Extract the text of each entry below exactly, leaving every image behind.

* Begin *

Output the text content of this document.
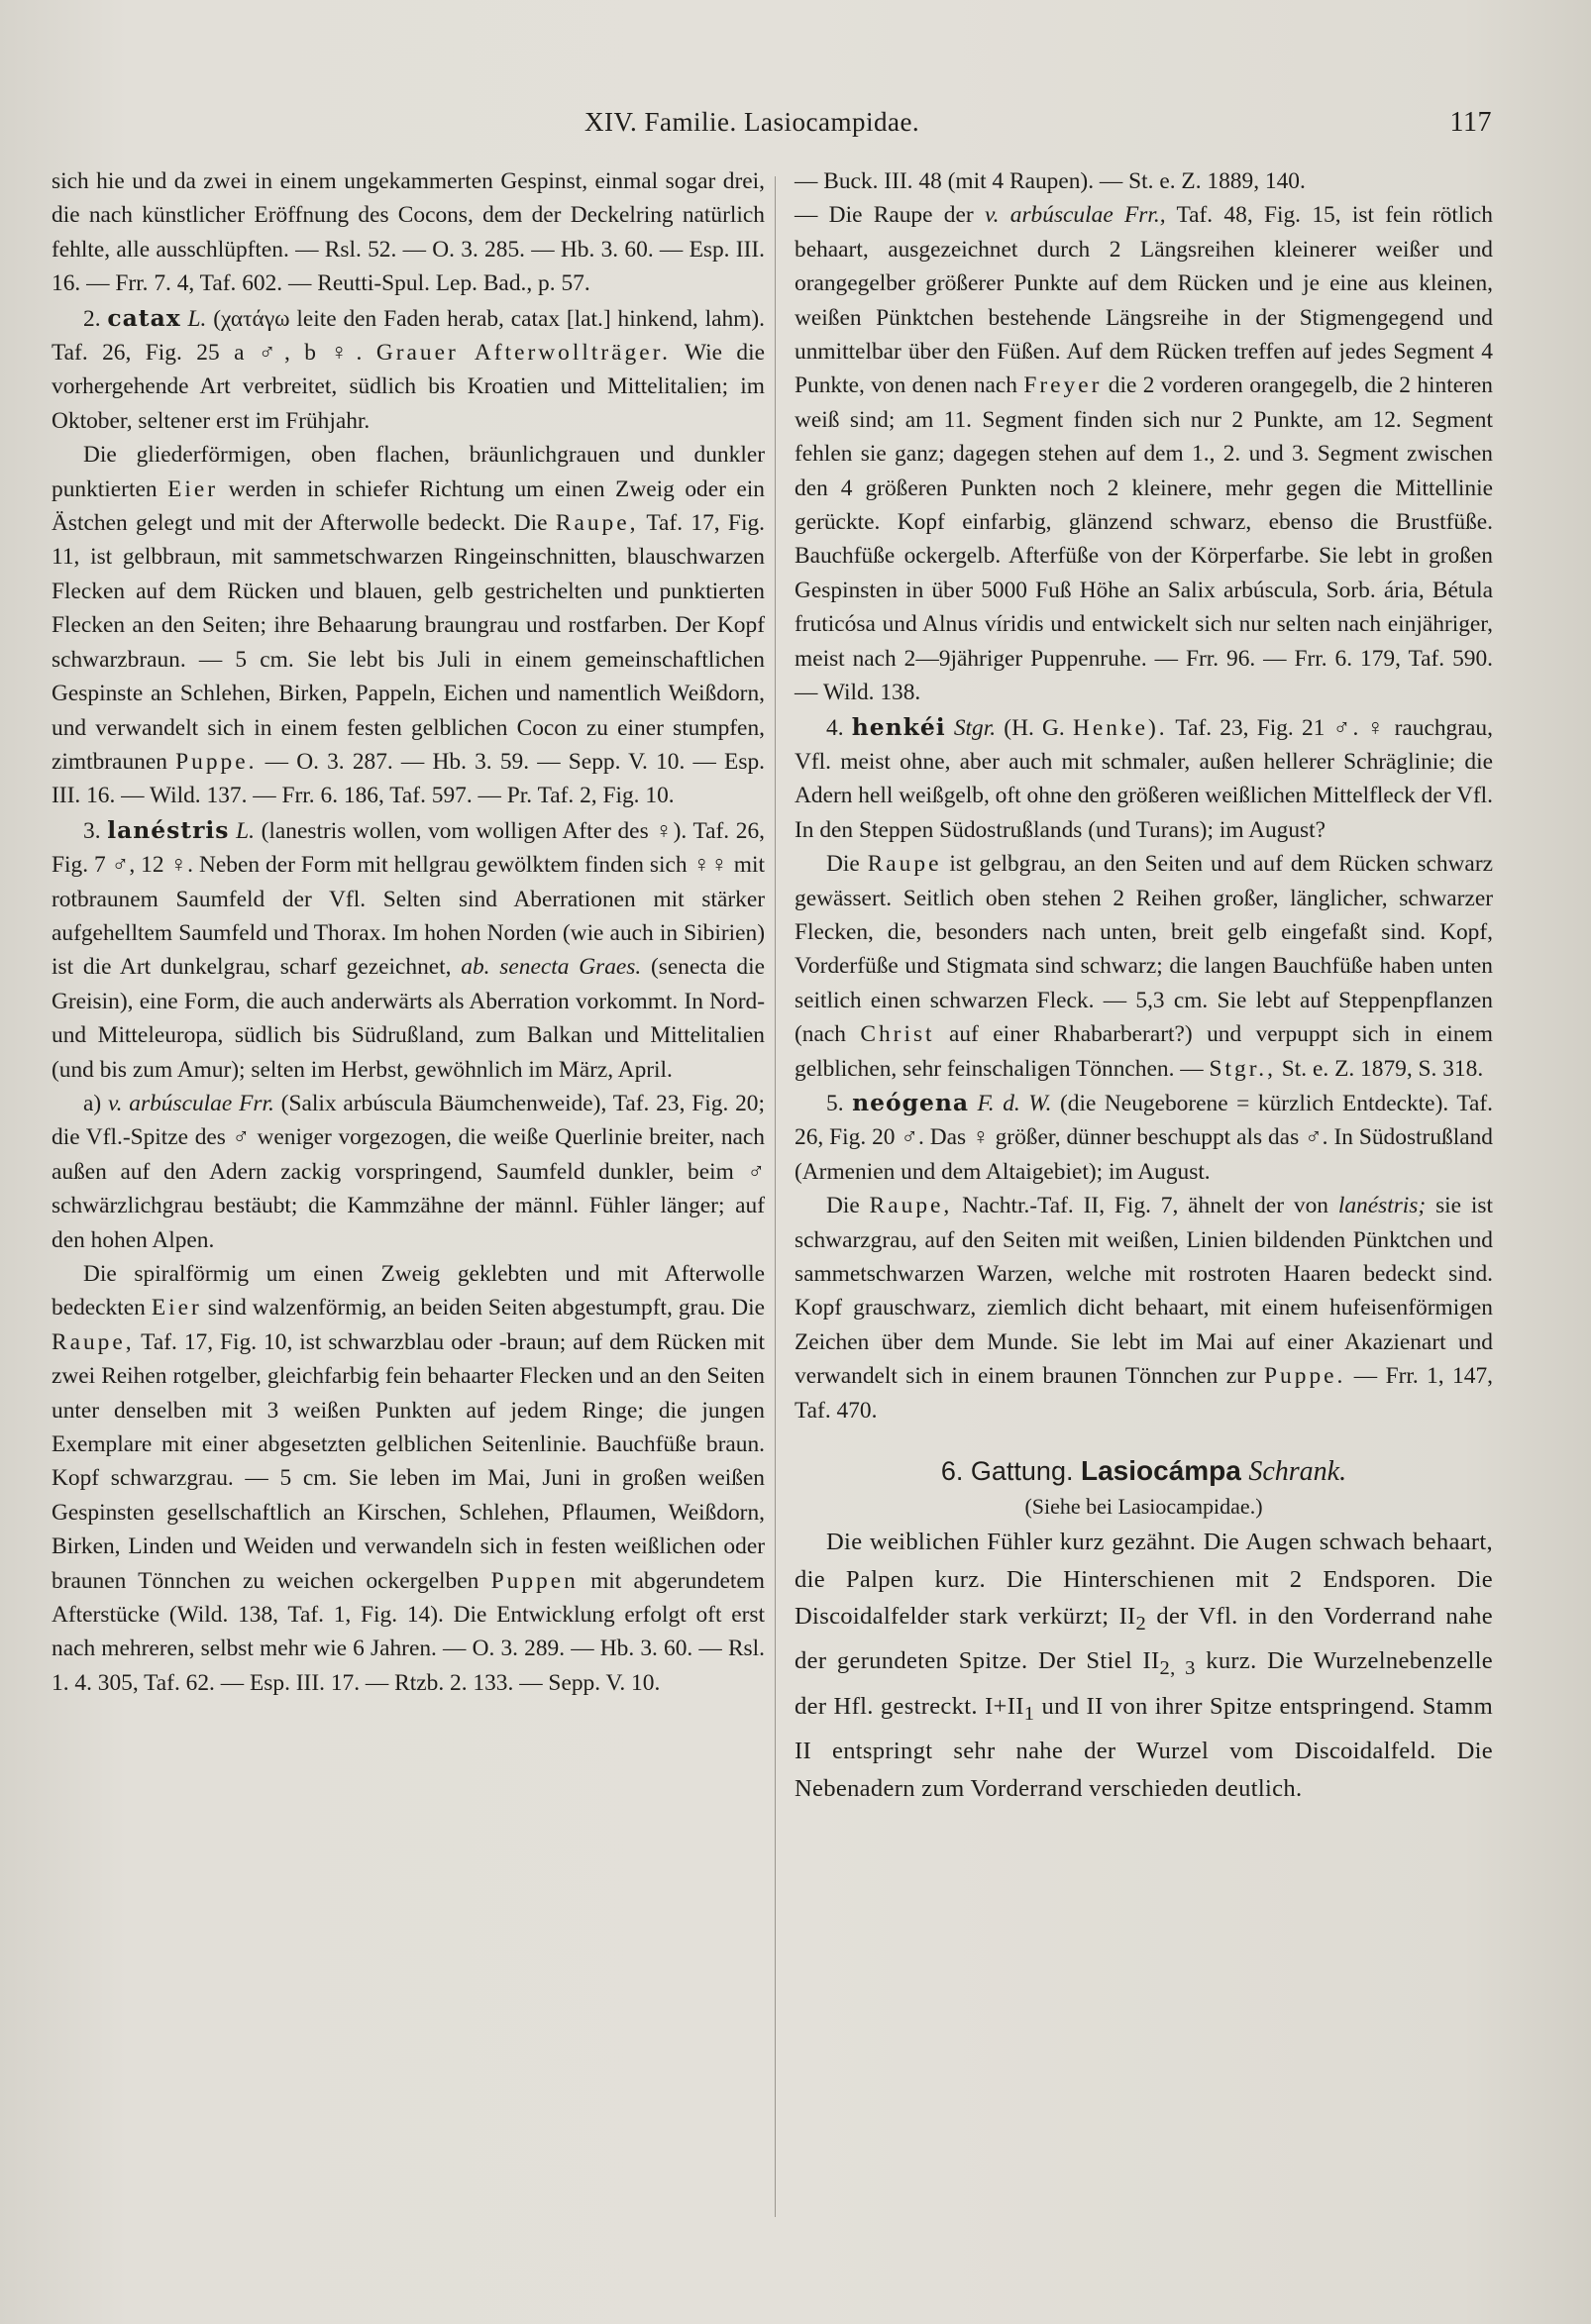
XIV. Familie. Lasiocampidae.	117

sich hie und da zwei in einem ungekammerten Gespinst, einmal sogar drei, die nach künstlicher Eröffnung des Cocons, dem der Deckelring natürlich fehlte, alle ausschlüpften. — Rsl. 52. — O. 3. 285. — Hb. 3. 60. — Esp. III. 16. — Frr. 7. 4, Taf. 602. — Reutti-Spul. Lep. Bad., p. 57.

2. catax L. (χατάγω leite den Faden herab, catax [lat.] hinkend, lahm). Taf. 26, Fig. 25 a ♂, b ♀. Grauer Afterwollträger. Wie die vorhergehende Art verbreitet, südlich bis Kroatien und Mittelitalien; im Oktober, seltener erst im Frühjahr.

Die gliederförmigen, oben flachen, bräunlichgrauen und dunkler punktierten Eier werden in schiefer Richtung um einen Zweig oder ein Ästchen gelegt und mit der Afterwolle bedeckt. Die Raupe, Taf. 17, Fig. 11, ist gelbbraun, mit sammetschwarzen Ringeinschnitten, blauschwarzen Flecken auf dem Rücken und blauen, gelb gestrichelten und punktierten Flecken an den Seiten; ihre Behaarung braungrau und rostfarben. Der Kopf schwarzbraun. — 5 cm. Sie lebt bis Juli in einem gemeinschaftlichen Gespinste an Schlehen, Birken, Pappeln, Eichen und namentlich Weißdorn, und verwandelt sich in einem festen gelblichen Cocon zu einer stumpfen, zimtbraunen Puppe. — O. 3. 287. — Hb. 3. 59. — Sepp. V. 10. — Esp. III. 16. — Wild. 137. — Frr. 6. 186, Taf. 597. — Pr. Taf. 2, Fig. 10.

3. lanéstris L. (lanestris wollen, vom wolligen After des ♀). Taf. 26, Fig. 7 ♂, 12 ♀. Neben der Form mit hellgrau gewölktem finden sich ♀♀ mit rotbraunem Saumfeld der Vfl. Selten sind Aberrationen mit stärker aufgehelltem Saumfeld und Thorax. Im hohen Norden (wie auch in Sibirien) ist die Art dunkelgrau, scharf gezeichnet, ab. senecta Graes. (senecta die Greisin), eine Form, die auch anderwärts als Aberration vorkommt. In Nord- und Mitteleuropa, südlich bis Südrußland, zum Balkan und Mittelitalien (und bis zum Amur); selten im Herbst, gewöhnlich im März, April.

a) v. arbúsculae Frr. (Salix arbúscula Bäumchenweide), Taf. 23, Fig. 20; die Vfl.-Spitze des ♂ weniger vorgezogen, die weiße Querlinie breiter, nach außen auf den Adern zackig vorspringend, Saumfeld dunkler, beim ♂ schwärzlichgrau bestäubt; die Kammzähne der männl. Fühler länger; auf den hohen Alpen.

Die spiralförmig um einen Zweig geklebten und mit Afterwolle bedeckten Eier sind walzenförmig, an beiden Seiten abgestumpft, grau. Die Raupe, Taf. 17, Fig. 10, ist schwarzblau oder -braun; auf dem Rücken mit zwei Reihen rotgelber, gleichfarbig fein behaarter Flecken und an den Seiten unter denselben mit 3 weißen Punkten auf jedem Ringe; die jungen Exemplare mit einer abgesetzten gelblichen Seitenlinie. Bauchfüße braun. Kopf schwarzgrau. — 5 cm. Sie leben im Mai, Juni in großen weißen Gespinsten gesellschaftlich an Kirschen, Schlehen, Pflaumen, Weißdorn, Birken, Linden und Weiden und verwandeln sich in festen weißlichen oder braunen Tönnchen zu weichen ockergelben Puppen mit abgerundetem Afterstücke (Wild. 138, Taf. 1, Fig. 14). Die Entwicklung erfolgt oft erst nach mehreren, selbst mehr wie 6 Jahren. — O. 3. 289. — Hb. 3. 60. — Rsl. 1. 4. 305, Taf. 62. — Esp. III. 17. — Rtzb. 2. 133. — Sepp. V. 10.

— Buck. III. 48 (mit 4 Raupen). — St. e. Z. 1889, 140.

— Die Raupe der v. arbúsculae Frr., Taf. 48, Fig. 15, ist fein rötlich behaart, ausgezeichnet durch 2 Längsreihen kleinerer weißer und orangegelber größerer Punkte auf dem Rücken und je eine aus kleinen, weißen Pünktchen bestehende Längsreihe in der Stigmengegend und unmittelbar über den Füßen. Auf dem Rücken treffen auf jedes Segment 4 Punkte, von denen nach Freyer die 2 vorderen orangegelb, die 2 hinteren weiß sind; am 11. Segment finden sich nur 2 Punkte, am 12. Segment fehlen sie ganz; dagegen stehen auf dem 1., 2. und 3. Segment zwischen den 4 größeren Punkten noch 2 kleinere, mehr gegen die Mittellinie gerückte. Kopf einfarbig, glänzend schwarz, ebenso die Brustfüße. Bauchfüße ockergelb. Afterfüße von der Körperfarbe. Sie lebt in großen Gespinsten in über 5000 Fuß Höhe an Salix arbúscula, Sorb. ária, Bétula fruticósa und Alnus víridis und entwickelt sich nur selten nach einjähriger, meist nach 2—9jähriger Puppenruhe. — Frr. 96. — Frr. 6. 179, Taf. 590. — Wild. 138.

4. henkéi Stgr. (H. G. Henke). Taf. 23, Fig. 21 ♂. ♀ rauchgrau, Vfl. meist ohne, aber auch mit schmaler, außen hellerer Schräglinie; die Adern hell weißgelb, oft ohne den größeren weißlichen Mittelfleck der Vfl. In den Steppen Südostrußlands (und Turans); im August?

Die Raupe ist gelbgrau, an den Seiten und auf dem Rücken schwarz gewässert. Seitlich oben stehen 2 Reihen großer, länglicher, schwarzer Flecken, die, besonders nach unten, breit gelb eingefaßt sind. Kopf, Vorderfüße und Stigmata sind schwarz; die langen Bauchfüße haben unten seitlich einen schwarzen Fleck. — 5,3 cm. Sie lebt auf Steppenpflanzen (nach Christ auf einer Rhabarberart?) und verpuppt sich in einem gelblichen, sehr feinschaligen Tönnchen. — Stgr., St. e. Z. 1879, S. 318.

5. neógena F. d. W. (die Neugeborene = kürzlich Entdeckte). Taf. 26, Fig. 20 ♂. Das ♀ größer, dünner beschuppt als das ♂. In Südostrußland (Armenien und dem Altaigebiet); im August.

Die Raupe, Nachtr.-Taf. II, Fig. 7, ähnelt der von lanéstris; sie ist schwarzgrau, auf den Seiten mit weißen, Linien bildenden Pünktchen und sammetschwarzen Warzen, welche mit rostroten Haaren bedeckt sind. Kopf grauschwarz, ziemlich dicht behaart, mit einem hufeisenförmigen Zeichen über dem Munde. Sie lebt im Mai auf einer Akazienart und verwandelt sich in einem braunen Tönnchen zur Puppe. — Frr. 1, 147, Taf. 470.

6. Gattung. Lasiocámpa Schrank.
(Siehe bei Lasiocampidae.)

Die weiblichen Fühler kurz gezähnt. Die Augen schwach behaart, die Palpen kurz. Die Hinterschienen mit 2 Endsporen. Die Discoidalfelder stark verkürzt; $II_2$ der Vfl. in den Vorderrand nahe der gerundeten Spitze. Der Stiel $II_{2, 3}$ kurz. Die Wurzelnebenzelle der Hfl. gestreckt. $I+II_1$ und II von ihrer Spitze entspringend. Stamm II entspringt sehr nahe der Wurzel vom Discoidalfeld. Die Nebenadern zum Vorderrand verschieden deutlich.
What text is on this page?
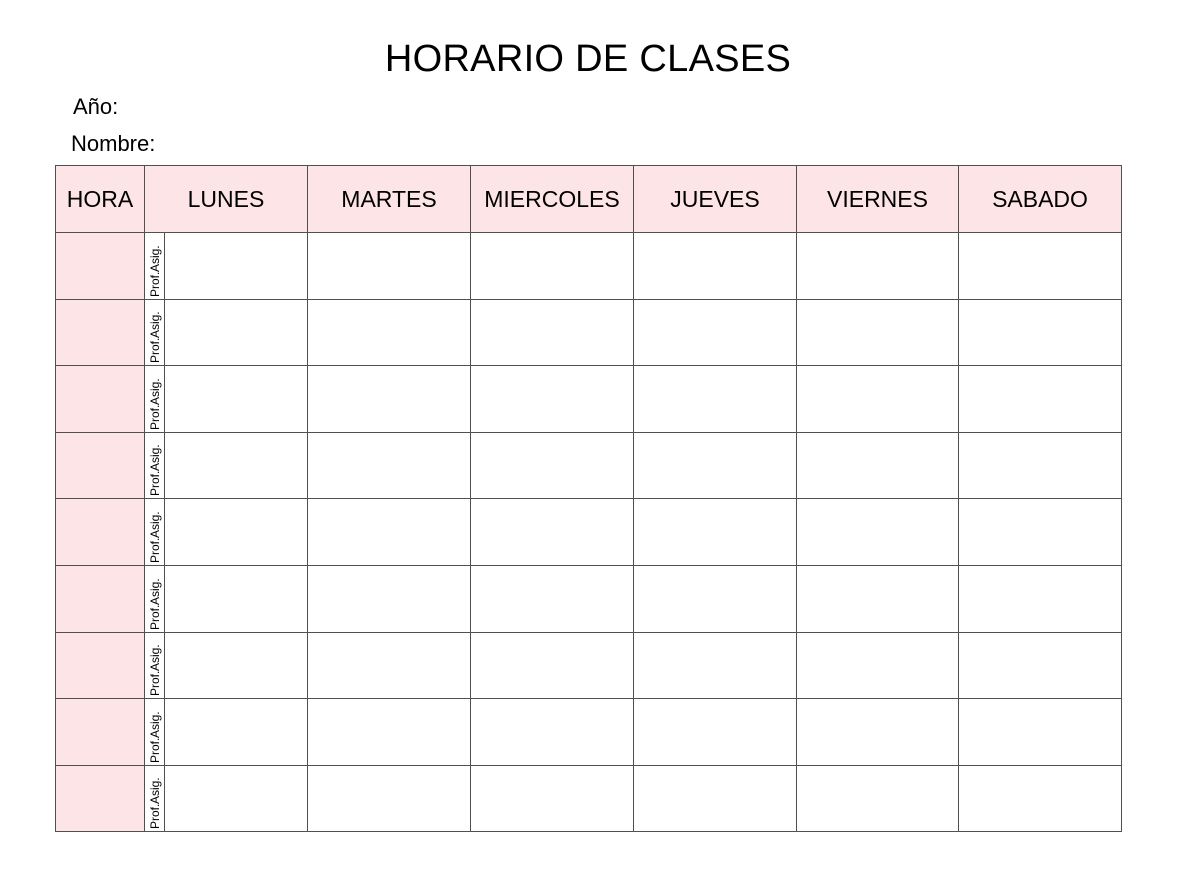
HORARIO DE CLASES
Año:
Nombre:
HORA	LUNES	MARTES	MIERCOLES	JUEVES	VIERNES	SABADO

	Prof.Asig.					

	Prof.Asig.					

	Prof.Asig.					

	Prof.Asig.					

	Prof.Asig.					

	Prof.Asig.					

	Prof.Asig.					

	Prof.Asig.					

	Prof.Asig.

* End *

### FINAL RESULT:
Output the text content of this document.
XIV. Familie. Lasiocampidae.	117

sich hie und da zwei in einem ungekammerten Gespinst, einmal sogar drei, die nach künstlicher Eröffnung des Cocons, dem der Deckelring natürlich fehlte, alle ausschlüpften. — Rsl. 52. — O. 3. 285. — Hb. 3. 60. — Esp. III. 16. — Frr. 7. 4, Taf. 602. — Reutti-Spul. Lep. Bad., p. 57.

2. catax L. (χατάγω leite den Faden herab, catax [lat.] hinkend, lahm). Taf. 26, Fig. 25 a ♂, b ♀. Grauer Afterwollträger. Wie die vorhergehende Art verbreitet, südlich bis Kroatien und Mittelitalien; im Oktober, seltener erst im Frühjahr.

Die gliederförmigen, oben flachen, bräunlichgrauen und dunkler punktierten Eier werden in schiefer Richtung um einen Zweig oder ein Ästchen gelegt und mit der Afterwolle bedeckt. Die Raupe, Taf. 17, Fig. 11, ist gelbbraun, mit sammetschwarzen Ringeinschnitten, blauschwarzen Flecken auf dem Rücken und blauen, gelb gestrichelten und punktierten Flecken an den Seiten; ihre Behaarung braungrau und rostfarben. Der Kopf schwarzbraun. — 5 cm. Sie lebt bis Juli in einem gemeinschaftlichen Gespinste an Schlehen, Birken, Pappeln, Eichen und namentlich Weißdorn, und verwandelt sich in einem festen gelblichen Cocon zu einer stumpfen, zimtbraunen Puppe. — O. 3. 287. — Hb. 3. 59. — Sepp. V. 10. — Esp. III. 16. — Wild. 137. — Frr. 6. 186, Taf. 597. — Pr. Taf. 2, Fig. 10.

3. lanéstris L. (lanestris wollen, vom wolligen After des ♀). Taf. 26, Fig. 7 ♂, 12 ♀. Neben der Form mit hellgrau gewölktem finden sich ♀♀ mit rotbraunem Saumfeld der Vfl. Selten sind Aberrationen mit stärker aufgehelltem Saumfeld und Thorax. Im hohen Norden (wie auch in Sibirien) ist die Art dunkelgrau, scharf gezeichnet, ab. senecta Graes. (senecta die Greisin), eine Form, die auch anderwärts als Aberration vorkommt. In Nord- und Mitteleuropa, südlich bis Südrußland, zum Balkan und Mittelitalien (und bis zum Amur); selten im Herbst, gewöhnlich im März, April.

a) v. arbúsculae Frr. (Salix arbúscula Bäumchenweide), Taf. 23, Fig. 20; die Vfl.-Spitze des ♂ weniger vorgezogen, die weiße Querlinie breiter, nach außen auf den Adern zackig vorspringend, Saumfeld dunkler, beim ♂ schwärzlichgrau bestäubt; die Kammzähne der männl. Fühler länger; auf den hohen Alpen.

Die spiralförmig um einen Zweig geklebten und mit Afterwolle bedeckten Eier sind walzenförmig, an beiden Seiten abgestumpft, grau. Die Raupe, Taf. 17, Fig. 10, ist schwarzblau oder -braun; auf dem Rücken mit zwei Reihen rotgelber, gleichfarbig fein behaarter Flecken und an den Seiten unter denselben mit 3 weißen Punkten auf jedem Ringe; die jungen Exemplare mit einer abgesetzten gelblichen Seitenlinie. Bauchfüße braun. Kopf schwarzgrau. — 5 cm. Sie leben im Mai, Juni in großen weißen Gespinsten gesellschaftlich an Kirschen, Schlehen, Pflaumen, Weißdorn, Birken, Linden und Weiden und verwandeln sich in festen weißlichen oder braunen Tönnchen zu weichen ockergelben Puppen mit abgerundetem Afterstücke (Wild. 138, Taf. 1, Fig. 14). Die Entwicklung erfolgt oft erst nach mehreren, selbst mehr wie 6 Jahren. — O. 3. 289. — Hb. 3. 60. — Rsl. 1. 4. 305, Taf. 62. — Esp. III. 17. — Rtzb. 2. 133. — Sepp. V. 10.

— Buck. III. 48 (mit 4 Raupen). — St. e. Z. 1889, 140.

— Die Raupe der v. arbúsculae Frr., Taf. 48, Fig. 15, ist fein rötlich behaart, ausgezeichnet durch 2 Längsreihen kleinerer weißer und orangegelber größerer Punkte auf dem Rücken und je eine aus kleinen, weißen Pünktchen bestehende Längsreihe in der Stigmengegend und unmittelbar über den Füßen. Auf dem Rücken treffen auf jedes Segment 4 Punkte, von denen nach Freyer die 2 vorderen orangegelb, die 2 hinteren weiß sind; am 11. Segment finden sich nur 2 Punkte, am 12. Segment fehlen sie ganz; dagegen stehen auf dem 1., 2. und 3. Segment zwischen den 4 größeren Punkten noch 2 kleinere, mehr gegen die Mittellinie gerückte. Kopf einfarbig, glänzend schwarz, ebenso die Brustfüße. Bauchfüße ockergelb. Afterfüße von der Körperfarbe. Sie lebt in großen Gespinsten in über 5000 Fuß Höhe an Salix arbúscula, Sorb. ária, Bétula fruticósa und Alnus víridis und entwickelt sich nur selten nach einjähriger, meist nach 2—9jähriger Puppenruhe. — Frr. 96. — Frr. 6. 179, Taf. 590. — Wild. 138.

4. henkéi Stgr. (H. G. Henke). Taf. 23, Fig. 21 ♂. ♀ rauchgrau, Vfl. meist ohne, aber auch mit schmaler, außen hellerer Schräglinie; die Adern hell weißgelb, oft ohne den größeren weißlichen Mittelfleck der Vfl. In den Steppen Südostrußlands (und Turans); im August?

Die Raupe ist gelbgrau, an den Seiten und auf dem Rücken schwarz gewässert. Seitlich oben stehen 2 Reihen großer, länglicher, schwarzer Flecken, die, besonders nach unten, breit gelb eingefaßt sind. Kopf, Vorderfüße und Stigmata sind schwarz; die langen Bauchfüße haben unten seitlich einen schwarzen Fleck. — 5,3 cm. Sie lebt auf Steppenpflanzen (nach Christ auf einer Rhabarberart?) und verpuppt sich in einem gelblichen, sehr feinschaligen Tönnchen. — Stgr., St. e. Z. 1879, S. 318.

5. neógena F. d. W. (die Neugeborene = kürzlich Entdeckte). Taf. 26, Fig. 20 ♂. Das ♀ größer, dünner beschuppt als das ♂. In Südostrußland (Armenien und dem Altaigebiet); im August.

Die Raupe, Nachtr.-Taf. II, Fig. 7, ähnelt der von lanéstris; sie ist schwarzgrau, auf den Seiten mit weißen, Linien bildenden Pünktchen und sammetschwarzen Warzen, welche mit rostroten Haaren bedeckt sind. Kopf grauschwarz, ziemlich dicht behaart, mit einem hufeisenförmigen Zeichen über dem Munde. Sie lebt im Mai auf einer Akazienart und verwandelt sich in einem braunen Tönnchen zur Puppe. — Frr. 1, 147, Taf. 470.

6. Gattung. Lasiocámpa Schrank.
(Siehe bei Lasiocampidae.)

Die weiblichen Fühler kurz gezähnt. Die Augen schwach behaart, die Palpen kurz. Die Hinterschienen mit 2 Endsporen. Die Discoidalfelder stark verkürzt; $II_2$ der Vfl. in den Vorderrand nahe der gerundeten Spitze. Der Stiel $II_{2, 3}$ kurz. Die Wurzelnebenzelle der Hfl. gestreckt. $I+II_1$ und II von ihrer Spitze entspringend. Stamm II entspringt sehr nahe der Wurzel vom Discoidalfeld. Die Nebenadern zum Vorderrand verschieden deutlich.
What text is on this page?
HORARIO DE CLASES
Año:
Nombre:
HORA	LUNES	MARTES	MIERCOLES	JUEVES	VIERNES	SABADO

	Prof.Asig.					

	Prof.Asig.					

	Prof.Asig.					

	Prof.Asig.					

	Prof.Asig.					

	Prof.Asig.					

	Prof.Asig.					

	Prof.Asig.					

	Prof.Asig.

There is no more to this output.